» **EXERCISE DIRECTIONS**: Copy out the listing that follows, exactly, without its pictures.

» **THE DATA**:
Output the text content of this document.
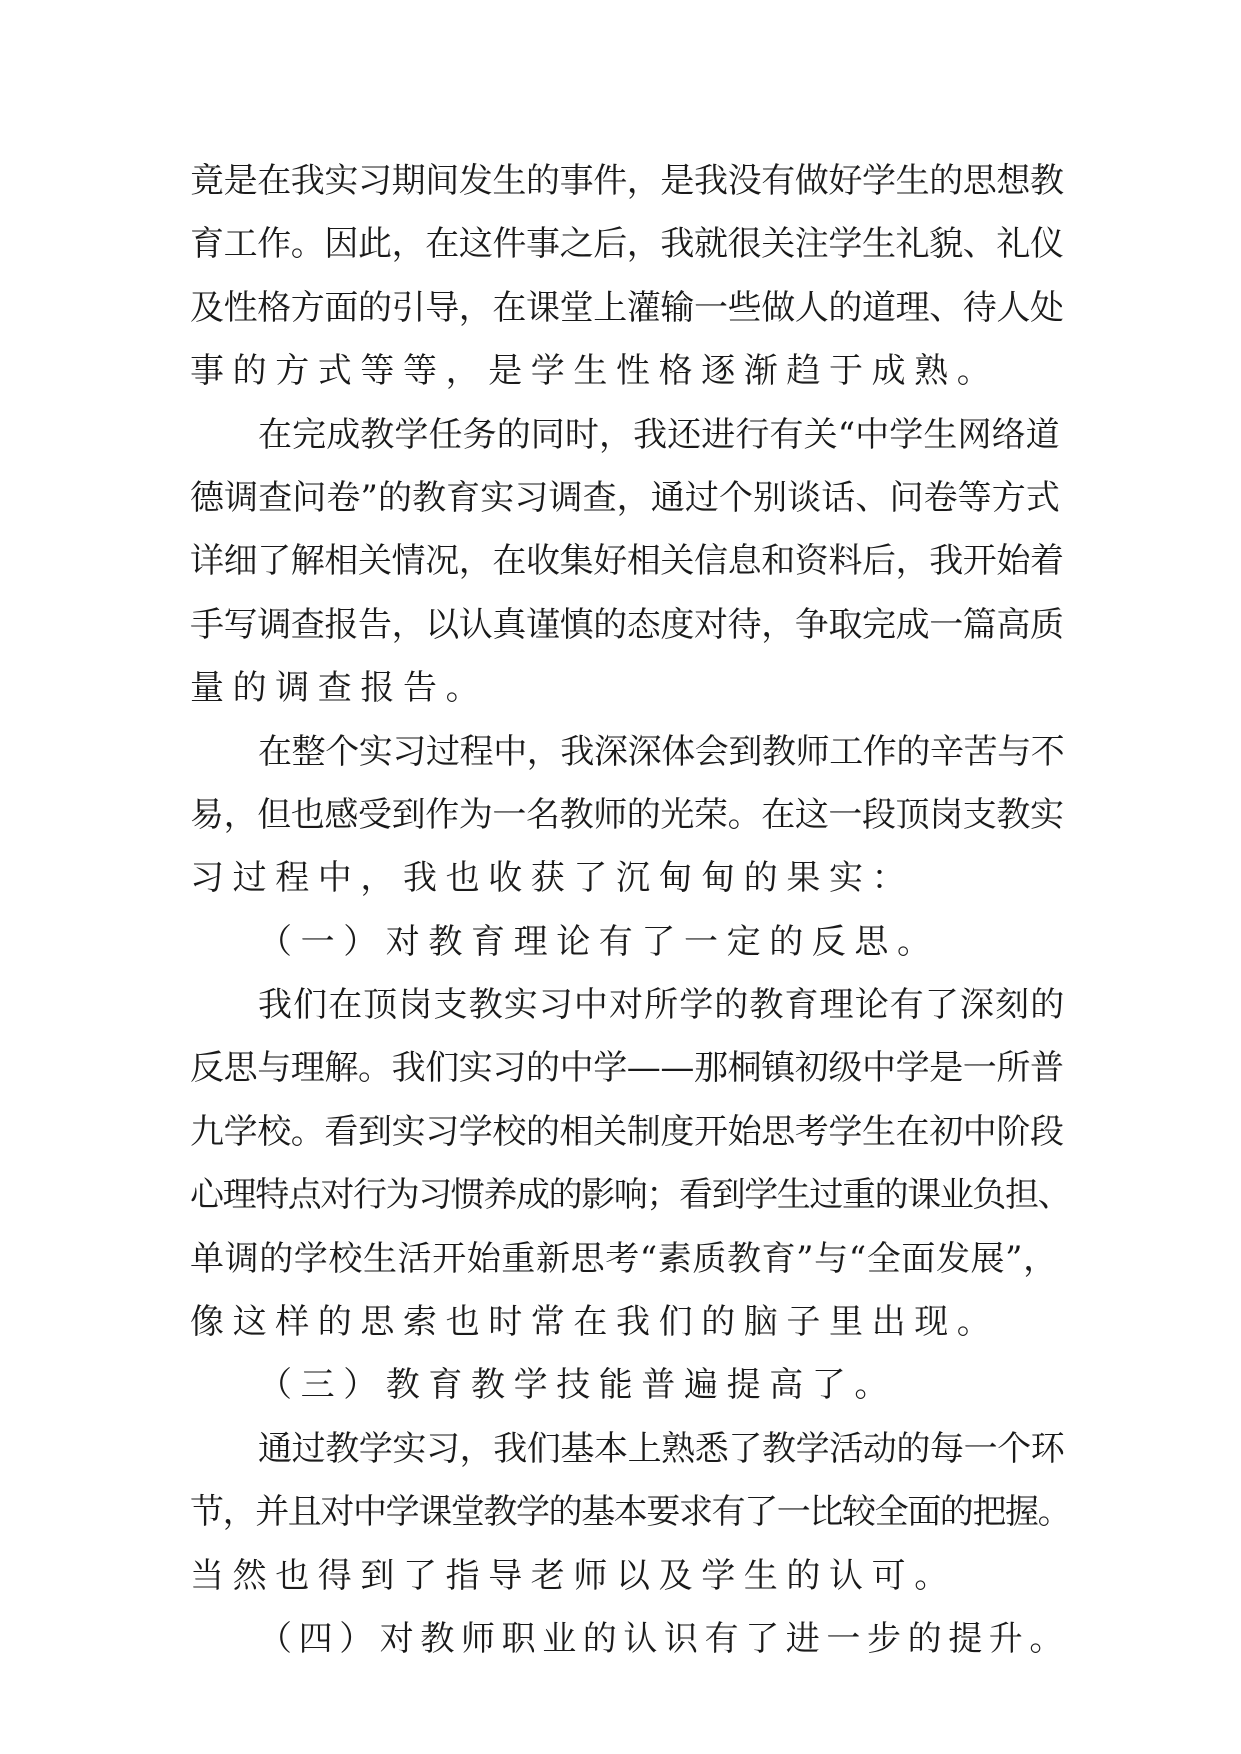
竟是在我实习期间发生的事件，是我没有做好学生的思想教
育工作。因此，在这件事之后，我就很关注学生礼貌、礼仪
及性格方面的引导，在课堂上灌输一些做人的道理、待人处
事的方式等等，是学生性格逐渐趋于成熟。
在完成教学任务的同时，我还进行有关“中学生网络道
德调查问卷”的教育实习调查，通过个别谈话、问卷等方式
详细了解相关情况，在收集好相关信息和资料后，我开始着
手写调查报告，以认真谨慎的态度对待，争取完成一篇高质
量的调查报告。
在整个实习过程中，我深深体会到教师工作的辛苦与不
易，但也感受到作为一名教师的光荣。在这一段顶岗支教实
习过程中，我也收获了沉甸甸的果实：
（一）对教育理论有了一定的反思。
我们在顶岗支教实习中对所学的教育理论有了深刻的
反思与理解。我们实习的中学——那桐镇初级中学是一所普
九学校。看到实习学校的相关制度开始思考学生在初中阶段
心理特点对行为习惯养成的影响；看到学生过重的课业负担、
单调的学校生活开始重新思考“素质教育”与“全面发展”，
像这样的思索也时常在我们的脑子里出现。
（三）教育教学技能普遍提高了。
通过教学实习，我们基本上熟悉了教学活动的每一个环
节，并且对中学课堂教学的基本要求有了一比较全面的把握。
当然也得到了指导老师以及学生的认可。
（四）对教师职业的认识有了进一步的提升。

» **SOLUTION BELOW**:
Output the text content of this document.
竟是在我实习期间发生的事件，是我没有做好学生的思想教
育工作。因此，在这件事之后，我就很关注学生礼貌、礼仪
及性格方面的引导，在课堂上灌输一些做人的道理、待人处
事的方式等等，是学生性格逐渐趋于成熟。
在完成教学任务的同时，我还进行有关“中学生网络道
德调查问卷”的教育实习调查，通过个别谈话、问卷等方式
详细了解相关情况，在收集好相关信息和资料后，我开始着
手写调查报告，以认真谨慎的态度对待，争取完成一篇高质
量的调查报告。
在整个实习过程中，我深深体会到教师工作的辛苦与不
易，但也感受到作为一名教师的光荣。在这一段顶岗支教实
习过程中，我也收获了沉甸甸的果实：
（一）对教育理论有了一定的反思。
我们在顶岗支教实习中对所学的教育理论有了深刻的
反思与理解。我们实习的中学——那桐镇初级中学是一所普
九学校。看到实习学校的相关制度开始思考学生在初中阶段
心理特点对行为习惯养成的影响；看到学生过重的课业负担、
单调的学校生活开始重新思考“素质教育”与“全面发展”，
像这样的思索也时常在我们的脑子里出现。
（三）教育教学技能普遍提高了。
通过教学实习，我们基本上熟悉了教学活动的每一个环
节，并且对中学课堂教学的基本要求有了一比较全面的把握。
当然也得到了指导老师以及学生的认可。
（四）对教师职业的认识有了进一步的提升。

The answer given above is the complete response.